■ **提示文**:
>>>>>
米国で広く普及しているブランドデビット
国際ブランド加盟店でクレジットカードと同じように使えるブランドデビット。決済時点で利用金額を銀行口座から即時に引き落とすため、クレジットカードのような与信が伴いません。日本ではまさに発行拡大の途上で、2016年1月時点ではメガバンク・地方銀行・ネット銀行を含む15社から発行されている状況ですが、米国では既に広く普及しており、その取扱高はクレジットカードに匹敵する規模です。基本的に銀行口座保有者には誰でも発行できるため、世界的にもカード決済と言えばデビットカードという国も多いのです。
参考情報:
- Nilson Reportの1057号(2015年2月)の表紙には国際ブランドの取扱規模が示されている。VisaデビットとMasterCardデビットはそれぞれ、Visaクレジット、MasterCardクレジットと同水準の取扱規模だ。
米国などでこのように広く普及しているブランドデビット。生活者にとっての使い勝手はクレジットカードとほぼ同様ですが、一つ大きな違いがあるとすれば紛失/盗難時の心理的影響。不正利用されてしまうとそれが口座のお金が即時に失われる、というのでは、例えイシュアによる補償ポリシーでカバーされていたとしても、心中穏やかではいられないのが人情です。
そんな生活者の心配に応えてくれるサービスを、米国の最大手銀行のひとつBank of Americaが開始したとNew York Timesが報じました。
安心を提供するロック機能
その安心機能とは、「デビットロック」機能。オンラインバンキングやモバイルバンキング経由で、生活者が自由にデビットカードのOn/Offを切り替えられる、というものです。紛失かな?と思ったときにはすぐに自分でOffにすることができ、もしカードが無事に見つかれば再びOnにして使い続けることができます。
このようなカードOn/Off切替機能は特に新しくは無く、数年前から既に存在するものですが、全米規模の大手銀行でも開始になったということで記事になった模様です。同機能を提供しているベンダーとしてMalauzai Softwareの名を出していますが、FinovateFall 2015ではTranwallも同様のサービスを紹介していました。Malauzaiによると、同社のクライアントである小規模金融機関350社のうち約半数が既にデビットロック機能を提供しているとのこと。
<<<<<
■ **作業依頼**: 提示文のうち、「米国などでこのように広く普及」で始まり「て使い続けることができます。」で終わる部分を一字一句違えずに書き写すこと。

■ **データ**:
>>>>>
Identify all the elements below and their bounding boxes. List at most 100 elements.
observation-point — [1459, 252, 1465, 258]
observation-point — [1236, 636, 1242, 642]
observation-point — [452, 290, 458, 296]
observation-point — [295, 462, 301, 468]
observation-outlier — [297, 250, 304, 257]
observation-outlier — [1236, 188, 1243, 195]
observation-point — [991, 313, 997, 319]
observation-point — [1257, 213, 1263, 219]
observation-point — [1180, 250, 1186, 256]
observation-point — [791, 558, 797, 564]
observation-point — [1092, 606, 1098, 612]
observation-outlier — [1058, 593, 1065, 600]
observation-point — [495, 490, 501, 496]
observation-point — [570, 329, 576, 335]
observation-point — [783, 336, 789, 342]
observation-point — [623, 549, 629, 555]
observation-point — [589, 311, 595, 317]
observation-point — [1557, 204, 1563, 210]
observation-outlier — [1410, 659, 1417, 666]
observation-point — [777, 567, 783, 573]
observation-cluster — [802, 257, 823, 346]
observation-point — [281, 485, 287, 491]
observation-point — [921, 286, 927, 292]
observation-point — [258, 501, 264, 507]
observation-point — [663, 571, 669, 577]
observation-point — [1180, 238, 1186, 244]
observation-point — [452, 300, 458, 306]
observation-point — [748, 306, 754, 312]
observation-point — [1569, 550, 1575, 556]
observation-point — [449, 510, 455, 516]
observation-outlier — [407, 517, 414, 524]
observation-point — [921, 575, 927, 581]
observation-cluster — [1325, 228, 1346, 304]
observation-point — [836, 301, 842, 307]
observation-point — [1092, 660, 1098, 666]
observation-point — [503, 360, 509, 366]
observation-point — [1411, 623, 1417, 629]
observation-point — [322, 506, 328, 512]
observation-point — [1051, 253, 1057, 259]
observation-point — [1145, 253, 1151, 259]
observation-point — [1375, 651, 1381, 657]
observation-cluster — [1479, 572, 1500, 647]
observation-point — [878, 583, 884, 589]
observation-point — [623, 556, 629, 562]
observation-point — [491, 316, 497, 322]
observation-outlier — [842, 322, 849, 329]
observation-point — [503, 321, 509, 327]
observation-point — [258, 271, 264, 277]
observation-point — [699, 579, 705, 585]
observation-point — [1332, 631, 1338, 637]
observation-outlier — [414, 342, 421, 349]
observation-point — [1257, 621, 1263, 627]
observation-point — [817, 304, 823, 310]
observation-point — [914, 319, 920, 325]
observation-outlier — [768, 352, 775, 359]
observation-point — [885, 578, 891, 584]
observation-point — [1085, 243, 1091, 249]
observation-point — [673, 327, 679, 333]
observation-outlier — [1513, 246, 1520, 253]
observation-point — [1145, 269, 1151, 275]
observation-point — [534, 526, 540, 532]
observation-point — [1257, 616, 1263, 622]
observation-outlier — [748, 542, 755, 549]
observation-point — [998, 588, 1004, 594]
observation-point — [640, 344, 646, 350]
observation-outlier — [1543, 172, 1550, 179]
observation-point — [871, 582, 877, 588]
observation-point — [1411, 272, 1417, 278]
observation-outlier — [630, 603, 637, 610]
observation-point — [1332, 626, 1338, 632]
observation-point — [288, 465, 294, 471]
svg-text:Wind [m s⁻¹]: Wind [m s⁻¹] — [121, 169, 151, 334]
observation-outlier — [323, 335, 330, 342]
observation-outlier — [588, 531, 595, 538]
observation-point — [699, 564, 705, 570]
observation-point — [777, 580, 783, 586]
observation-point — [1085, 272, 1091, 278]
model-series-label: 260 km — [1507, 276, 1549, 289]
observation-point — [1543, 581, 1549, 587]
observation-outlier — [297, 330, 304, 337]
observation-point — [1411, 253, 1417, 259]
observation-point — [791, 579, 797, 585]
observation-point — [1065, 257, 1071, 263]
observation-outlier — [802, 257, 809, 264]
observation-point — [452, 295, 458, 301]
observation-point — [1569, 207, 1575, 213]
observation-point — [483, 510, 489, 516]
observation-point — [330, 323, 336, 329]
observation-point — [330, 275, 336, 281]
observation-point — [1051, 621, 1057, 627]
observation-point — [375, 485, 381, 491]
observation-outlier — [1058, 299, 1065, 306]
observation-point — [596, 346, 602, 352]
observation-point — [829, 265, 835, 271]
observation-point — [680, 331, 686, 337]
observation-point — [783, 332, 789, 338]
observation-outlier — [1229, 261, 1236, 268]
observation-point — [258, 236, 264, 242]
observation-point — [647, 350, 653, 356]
<<<<<
■ **解答**:
米国などでこのように広く普及しているブランドデビット。生活者にとっての使い勝手はクレジットカードとほぼ同様ですが、一つ大きな違いがあるとすれば紛失/盗難時の心理的影響。不正利用されてしまうとそれが口座のお金が即時に失われる、というのでは、例えイシュアによる補償ポリシーでカバーされていたとしても、心中穏やかではいられないのが人情です。
そんな生活者の心配に応えてくれるサービスを、米国の最大手銀行のひとつBank of Americaが開始したとNew York Timesが報じました。
安心を提供するロック機能
その安心機能とは、「デビットロック」機能。オンラインバンキングやモバイルバンキング経由で、生活者が自由にデビットカードのOn/Offを切り替えられる、というものです。紛失かな?と思ったときにはすぐに自分でOffにすることができ、もしカードが無事に見つかれば再びOnにして使い続けることができます。